▶ [Aim of the task]
Extract every line that contains the string "служащего".

▶ [Task data]

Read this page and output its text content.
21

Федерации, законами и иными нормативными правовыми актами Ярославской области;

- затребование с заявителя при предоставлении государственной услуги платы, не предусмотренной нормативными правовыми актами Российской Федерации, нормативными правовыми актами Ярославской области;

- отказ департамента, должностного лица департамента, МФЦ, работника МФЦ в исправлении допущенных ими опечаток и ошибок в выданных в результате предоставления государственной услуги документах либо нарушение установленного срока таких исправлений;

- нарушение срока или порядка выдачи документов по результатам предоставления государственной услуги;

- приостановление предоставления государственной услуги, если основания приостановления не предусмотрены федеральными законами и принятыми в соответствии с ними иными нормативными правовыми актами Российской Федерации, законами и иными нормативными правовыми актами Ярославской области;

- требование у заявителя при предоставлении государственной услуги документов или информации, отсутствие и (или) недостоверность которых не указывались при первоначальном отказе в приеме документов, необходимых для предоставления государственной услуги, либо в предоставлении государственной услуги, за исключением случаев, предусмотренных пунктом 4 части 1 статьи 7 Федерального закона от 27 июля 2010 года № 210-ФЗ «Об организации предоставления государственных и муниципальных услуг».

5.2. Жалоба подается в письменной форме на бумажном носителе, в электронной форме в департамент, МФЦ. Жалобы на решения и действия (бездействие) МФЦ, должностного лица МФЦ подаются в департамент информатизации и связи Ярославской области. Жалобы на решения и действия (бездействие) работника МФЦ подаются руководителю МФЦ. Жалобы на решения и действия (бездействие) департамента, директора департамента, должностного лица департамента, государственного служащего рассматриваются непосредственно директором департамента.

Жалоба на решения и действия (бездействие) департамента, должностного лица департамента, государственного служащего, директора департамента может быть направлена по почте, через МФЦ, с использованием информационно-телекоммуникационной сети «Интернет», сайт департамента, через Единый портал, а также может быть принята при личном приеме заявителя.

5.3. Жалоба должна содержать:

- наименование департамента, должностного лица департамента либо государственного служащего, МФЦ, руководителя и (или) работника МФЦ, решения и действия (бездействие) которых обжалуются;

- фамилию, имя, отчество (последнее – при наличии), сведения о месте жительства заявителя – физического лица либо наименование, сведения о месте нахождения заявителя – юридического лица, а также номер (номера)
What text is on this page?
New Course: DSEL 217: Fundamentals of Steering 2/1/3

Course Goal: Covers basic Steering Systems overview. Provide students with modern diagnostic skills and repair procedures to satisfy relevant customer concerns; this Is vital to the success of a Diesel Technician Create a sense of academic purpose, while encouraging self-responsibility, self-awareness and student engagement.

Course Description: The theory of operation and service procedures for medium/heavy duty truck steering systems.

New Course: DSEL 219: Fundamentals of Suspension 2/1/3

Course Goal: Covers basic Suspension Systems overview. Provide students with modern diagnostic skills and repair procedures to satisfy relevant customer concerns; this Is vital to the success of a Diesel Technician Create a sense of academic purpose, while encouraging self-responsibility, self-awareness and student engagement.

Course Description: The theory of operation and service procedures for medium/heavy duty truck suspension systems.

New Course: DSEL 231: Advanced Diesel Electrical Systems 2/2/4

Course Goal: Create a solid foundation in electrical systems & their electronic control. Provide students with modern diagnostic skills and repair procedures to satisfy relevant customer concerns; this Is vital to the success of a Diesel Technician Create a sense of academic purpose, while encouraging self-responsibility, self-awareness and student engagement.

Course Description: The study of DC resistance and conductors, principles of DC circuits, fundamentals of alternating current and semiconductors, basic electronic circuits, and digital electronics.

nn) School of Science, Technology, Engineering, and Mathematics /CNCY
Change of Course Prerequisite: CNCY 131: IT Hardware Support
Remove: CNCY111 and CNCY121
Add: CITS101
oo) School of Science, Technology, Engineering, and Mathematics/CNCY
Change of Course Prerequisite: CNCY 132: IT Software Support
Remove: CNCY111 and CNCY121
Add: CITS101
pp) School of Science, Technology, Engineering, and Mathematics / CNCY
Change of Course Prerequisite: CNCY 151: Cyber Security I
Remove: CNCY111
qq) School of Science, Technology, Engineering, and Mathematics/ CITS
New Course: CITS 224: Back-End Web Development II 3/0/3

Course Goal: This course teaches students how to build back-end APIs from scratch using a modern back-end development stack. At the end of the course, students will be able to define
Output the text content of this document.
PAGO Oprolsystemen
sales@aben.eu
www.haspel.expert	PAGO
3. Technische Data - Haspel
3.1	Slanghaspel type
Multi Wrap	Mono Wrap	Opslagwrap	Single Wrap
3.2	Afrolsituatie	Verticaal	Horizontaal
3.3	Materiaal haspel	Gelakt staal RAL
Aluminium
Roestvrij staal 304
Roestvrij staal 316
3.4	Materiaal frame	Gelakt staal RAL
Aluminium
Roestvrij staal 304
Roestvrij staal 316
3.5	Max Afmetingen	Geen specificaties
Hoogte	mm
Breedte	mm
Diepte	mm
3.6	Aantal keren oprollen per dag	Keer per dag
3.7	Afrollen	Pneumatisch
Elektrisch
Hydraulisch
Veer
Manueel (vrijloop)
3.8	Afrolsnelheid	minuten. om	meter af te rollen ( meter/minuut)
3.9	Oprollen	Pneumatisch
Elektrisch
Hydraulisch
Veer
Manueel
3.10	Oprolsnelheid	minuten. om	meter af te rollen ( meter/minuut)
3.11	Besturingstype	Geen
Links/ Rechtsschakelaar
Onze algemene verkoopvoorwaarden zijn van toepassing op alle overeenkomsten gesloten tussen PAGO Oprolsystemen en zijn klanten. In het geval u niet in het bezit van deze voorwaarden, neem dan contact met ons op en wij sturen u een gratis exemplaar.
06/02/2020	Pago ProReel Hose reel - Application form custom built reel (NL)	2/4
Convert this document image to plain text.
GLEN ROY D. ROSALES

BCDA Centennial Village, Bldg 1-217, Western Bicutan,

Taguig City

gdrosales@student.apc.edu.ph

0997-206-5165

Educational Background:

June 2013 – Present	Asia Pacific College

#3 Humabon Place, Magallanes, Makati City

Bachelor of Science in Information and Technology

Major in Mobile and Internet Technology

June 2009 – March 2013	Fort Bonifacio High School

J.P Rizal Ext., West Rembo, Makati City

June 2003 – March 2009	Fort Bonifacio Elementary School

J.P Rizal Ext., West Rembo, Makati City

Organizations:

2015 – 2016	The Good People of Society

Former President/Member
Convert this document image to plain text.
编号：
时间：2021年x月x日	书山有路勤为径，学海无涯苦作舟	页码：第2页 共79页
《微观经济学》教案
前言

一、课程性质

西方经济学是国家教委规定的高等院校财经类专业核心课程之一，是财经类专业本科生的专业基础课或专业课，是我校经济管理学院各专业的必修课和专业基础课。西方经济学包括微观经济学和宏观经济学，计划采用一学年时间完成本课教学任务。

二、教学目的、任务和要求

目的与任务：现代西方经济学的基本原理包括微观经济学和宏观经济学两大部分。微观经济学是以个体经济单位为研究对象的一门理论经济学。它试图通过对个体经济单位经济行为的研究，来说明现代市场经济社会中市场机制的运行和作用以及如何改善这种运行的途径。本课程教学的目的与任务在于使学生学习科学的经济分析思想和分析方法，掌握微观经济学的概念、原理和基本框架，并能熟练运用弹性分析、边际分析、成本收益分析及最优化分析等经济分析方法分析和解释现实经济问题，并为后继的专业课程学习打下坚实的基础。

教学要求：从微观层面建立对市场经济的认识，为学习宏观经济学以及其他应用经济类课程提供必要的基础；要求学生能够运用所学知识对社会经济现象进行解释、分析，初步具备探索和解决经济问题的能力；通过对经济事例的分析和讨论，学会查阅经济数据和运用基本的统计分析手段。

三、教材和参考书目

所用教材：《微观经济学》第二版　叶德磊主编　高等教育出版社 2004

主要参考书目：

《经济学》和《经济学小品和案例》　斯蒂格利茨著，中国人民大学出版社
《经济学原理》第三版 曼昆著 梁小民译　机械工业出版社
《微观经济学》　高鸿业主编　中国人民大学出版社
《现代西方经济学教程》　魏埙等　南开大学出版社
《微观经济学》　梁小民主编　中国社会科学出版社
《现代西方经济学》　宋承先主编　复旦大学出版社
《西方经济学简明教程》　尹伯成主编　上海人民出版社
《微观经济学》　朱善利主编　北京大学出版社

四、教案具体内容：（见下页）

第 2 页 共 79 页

▶ [Response to the task]
5.2. Жалоба подается в письменной форме на бумажном носителе, в электронной форме в департамент, МФЦ. Жалобы на решения и действия (бездействие) МФЦ, должностного лица МФЦ подаются в департамент информатизации и связи Ярославской области. Жалобы на решения и действия (бездействие) работника МФЦ подаются руководителю МФЦ. Жалобы на решения и действия (бездействие) департамента, директора департамента, должностного лица департамента, государственного служащего рассматриваются непосредственно директором департамента.
Жалоба на решения и действия (бездействие) департамента, должностного лица департамента, государственного служащего, директора департамента может быть направлена по почте, через МФЦ, с использованием информационно-телекоммуникационной сети «Интернет», сайт департамента, через Единый портал, а также может быть принята при личном приеме заявителя.
- наименование департамента, должностного лица департамента либо государственного служащего, МФЦ, руководителя и (или) работника МФЦ, решения и действия (бездействие) которых обжалуются;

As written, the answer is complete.